**What to produce**
Please duplicate the stretch of the entries from the line that contains "- annotation-cutoff: Cutoff" through the line that contains "- y-tick-label: -60: [134, 539, 152, 553]", keeping every line exactly the same.

[Rows from a dataset]
········

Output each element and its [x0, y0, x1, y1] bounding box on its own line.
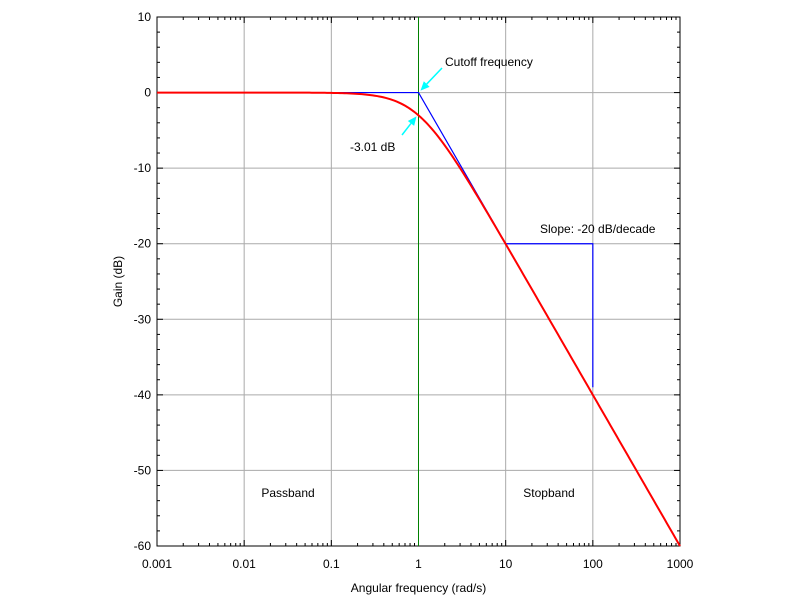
- annotation-cutoff: Cutoff frequency: [445, 55, 533, 69]
- x-tick-label: 100: [583, 557, 603, 571]
- response-curve: [157, 91, 681, 547]
- annotation-slope: Slope: -20 dB/decade: [540, 222, 656, 236]
- x-tick-label: 1000: [667, 557, 694, 571]
- x-tick-label: 0.01: [232, 557, 256, 571]
- x-axis-label: Angular frequency (rad/s): [351, 581, 486, 595]
- annotation-3db: -3.01 dB: [350, 140, 395, 154]
- x-tick-label: 0.001: [142, 557, 172, 571]
- x-tick-label: 10: [499, 557, 513, 571]
- arrow-head: [407, 116, 417, 126]
- arrow-shaft: [426, 67, 443, 85]
- x-tick-labels: 0.001 0.01 0.1 1 10 100 1000: [142, 557, 694, 571]
- y-tick-label: -40: [134, 388, 152, 402]
- y-tick-label: 0: [144, 86, 151, 100]
- y-tick-label: -20: [134, 237, 152, 251]
- y-tick-label: -60: [134, 539, 152, 553]
- label-passband: Passband: [261, 486, 314, 500]
- slope-indicator: [505, 243, 594, 388]
- y-axis-label: Gain (dB): [111, 256, 125, 307]
- y-tick-label: -10: [134, 161, 152, 175]
- arrow-head: [420, 81, 430, 91]
- x-tick-label: 0.1: [323, 557, 340, 571]
- y-tick-label: -30: [134, 312, 152, 326]
- y-tick-label: -50: [134, 463, 152, 477]
- y-tick-label: 10: [138, 10, 152, 24]
- x-tick-label: 1: [415, 557, 422, 571]
- y-tick-labels: 10 0 -10 -20 -30 -40 -50 -60: [134, 10, 152, 553]
- arrow-shaft: [401, 122, 412, 136]
- annotation-arrows: [401, 67, 443, 136]
- label-stopband: Stopband: [523, 486, 574, 500]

········

**Task solution**
- annotation-cutoff: Cutoff frequency: [445, 55, 533, 69]
- x-tick-label: 100: [583, 557, 603, 571]
- response-curve: [157, 91, 681, 547]
- annotation-slope: Slope: -20 dB/decade: [540, 222, 656, 236]
- x-tick-label: 1000: [667, 557, 694, 571]
- x-tick-label: 0.01: [232, 557, 256, 571]
- x-axis-label: Angular frequency (rad/s): [351, 581, 486, 595]
- annotation-3db: -3.01 dB: [350, 140, 395, 154]
- x-tick-label: 0.001: [142, 557, 172, 571]
- x-tick-label: 10: [499, 557, 513, 571]
- arrow-head: [407, 116, 417, 126]
- arrow-shaft: [426, 67, 443, 85]
- x-tick-labels: 0.001 0.01 0.1 1 10 100 1000: [142, 557, 694, 571]
- y-tick-label: -40: [134, 388, 152, 402]
- y-tick-label: 0: [144, 86, 151, 100]
- y-tick-label: -20: [134, 237, 152, 251]
- y-tick-label: -60: [134, 539, 152, 553]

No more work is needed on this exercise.